- _WHAT IS ASKED_
Pictures stay out; everything else in the records below is copied exactly.

══ SUPPLIED ENTRIES ══

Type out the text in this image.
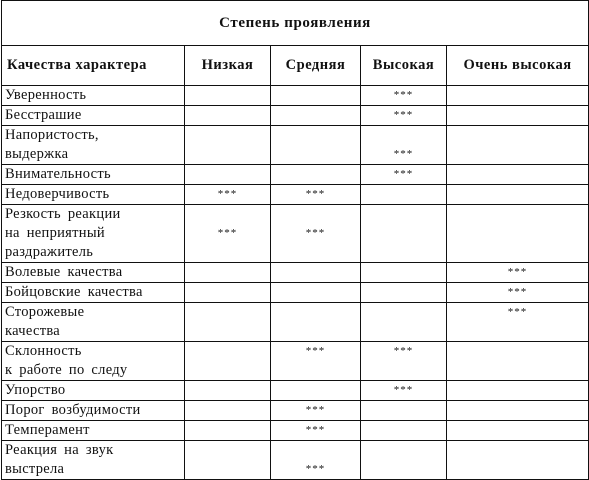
Степень проявления				
Качества характера	Низкая	Средняя	Высокая	Очень высокая
Уверенность			***	
Бесстрашие			***	
Напористость,
выдержка			***	
Внимательность			***	
Недоверчивость	***	***		
Резкость реакции
на неприятный
раздражитель	***	***		
Волевые качества				***
Бойцовские качества				***
Сторожевые
качества				***
Склонность
к работе по следу		***	***	
Упорство			***	
Порог возбудимости		***		
Темперамент		***		
Реакция на звук
выстрела		***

═══

- _ANSWER BELOW_
Type out the text in this image.
Степень проявления				
Качества характера	Низкая	Средняя	Высокая	Очень высокая
Уверенность			***	
Бесстрашие			***	
Напористость,
выдержка			***	
Внимательность			***	
Недоверчивость	***	***		
Резкость реакции
на неприятный
раздражитель	***	***		
Волевые качества				***
Бойцовские качества				***
Сторожевые
качества				***
Склонность
к работе по следу		***	***	
Упорство			***	
Порог возбудимости		***		
Темперамент		***		
Реакция на звук
выстрела		***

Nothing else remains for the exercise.